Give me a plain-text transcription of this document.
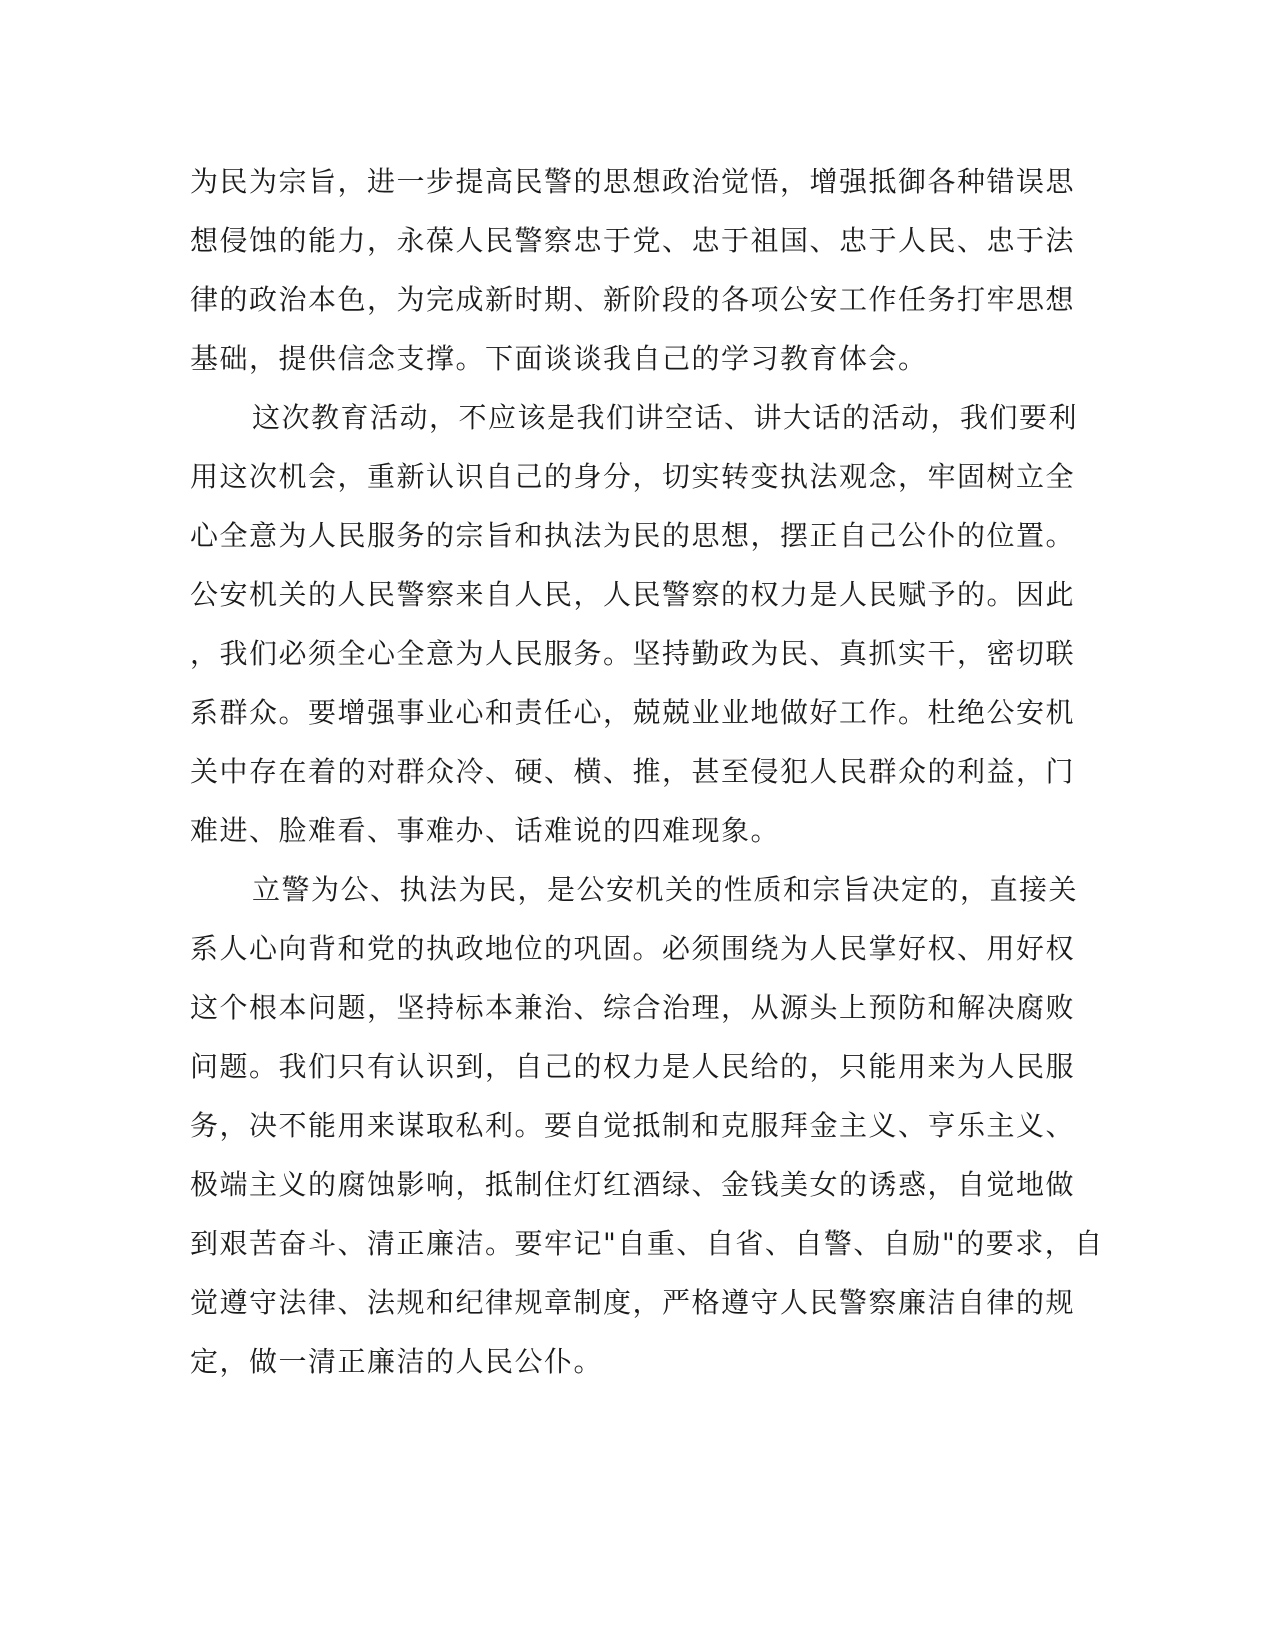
为民为宗旨，进一步提高民警的思想政治觉悟，增强抵御各种错误思
想侵蚀的能力，永葆人民警察忠于党、忠于祖国、忠于人民、忠于法
律的政治本色，为完成新时期、新阶段的各项公安工作任务打牢思想
基础，提供信念支撑。下面谈谈我自己的学习教育体会。
这次教育活动，不应该是我们讲空话、讲大话的活动，我们要利
用这次机会，重新认识自己的身分，切实转变执法观念，牢固树立全
心全意为人民服务的宗旨和执法为民的思想，摆正自己公仆的位置。
公安机关的人民警察来自人民，人民警察的权力是人民赋予的。因此
，我们必须全心全意为人民服务。坚持勤政为民、真抓实干，密切联
系群众。要增强事业心和责任心，兢兢业业地做好工作。杜绝公安机
关中存在着的对群众冷、硬、横、推，甚至侵犯人民群众的利益，门
难进、脸难看、事难办、话难说的四难现象。
立警为公、执法为民，是公安机关的性质和宗旨决定的，直接关
系人心向背和党的执政地位的巩固。必须围绕为人民掌好权、用好权
这个根本问题，坚持标本兼治、综合治理，从源头上预防和解决腐败
问题。我们只有认识到，自己的权力是人民给的，只能用来为人民服
务，决不能用来谋取私利。要自觉抵制和克服拜金主义、亨乐主义、
极端主义的腐蚀影响，抵制住灯红酒绿、金钱美女的诱惑，自觉地做
到艰苦奋斗、清正廉洁。要牢记"自重、自省、自警、自励"的要求，自
觉遵守法律、法规和纪律规章制度，严格遵守人民警察廉洁自律的规
定，做一清正廉洁的人民公仆。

- [PROBLEM REQUIREMENTS]:
Quote every line word for word and keep the images out of the copy.

- [FULL RESPONSE]:
Give me a plain-text transcription of this document.
为民为宗旨，进一步提高民警的思想政治觉悟，增强抵御各种错误思
想侵蚀的能力，永葆人民警察忠于党、忠于祖国、忠于人民、忠于法
律的政治本色，为完成新时期、新阶段的各项公安工作任务打牢思想
基础，提供信念支撑。下面谈谈我自己的学习教育体会。
这次教育活动，不应该是我们讲空话、讲大话的活动，我们要利
用这次机会，重新认识自己的身分，切实转变执法观念，牢固树立全
心全意为人民服务的宗旨和执法为民的思想，摆正自己公仆的位置。
公安机关的人民警察来自人民，人民警察的权力是人民赋予的。因此
，我们必须全心全意为人民服务。坚持勤政为民、真抓实干，密切联
系群众。要增强事业心和责任心，兢兢业业地做好工作。杜绝公安机
关中存在着的对群众冷、硬、横、推，甚至侵犯人民群众的利益，门
难进、脸难看、事难办、话难说的四难现象。
立警为公、执法为民，是公安机关的性质和宗旨决定的，直接关
系人心向背和党的执政地位的巩固。必须围绕为人民掌好权、用好权
这个根本问题，坚持标本兼治、综合治理，从源头上预防和解决腐败
问题。我们只有认识到，自己的权力是人民给的，只能用来为人民服
务，决不能用来谋取私利。要自觉抵制和克服拜金主义、亨乐主义、
极端主义的腐蚀影响，抵制住灯红酒绿、金钱美女的诱惑，自觉地做
到艰苦奋斗、清正廉洁。要牢记"自重、自省、自警、自励"的要求，自
觉遵守法律、法规和纪律规章制度，严格遵守人民警察廉洁自律的规
定，做一清正廉洁的人民公仆。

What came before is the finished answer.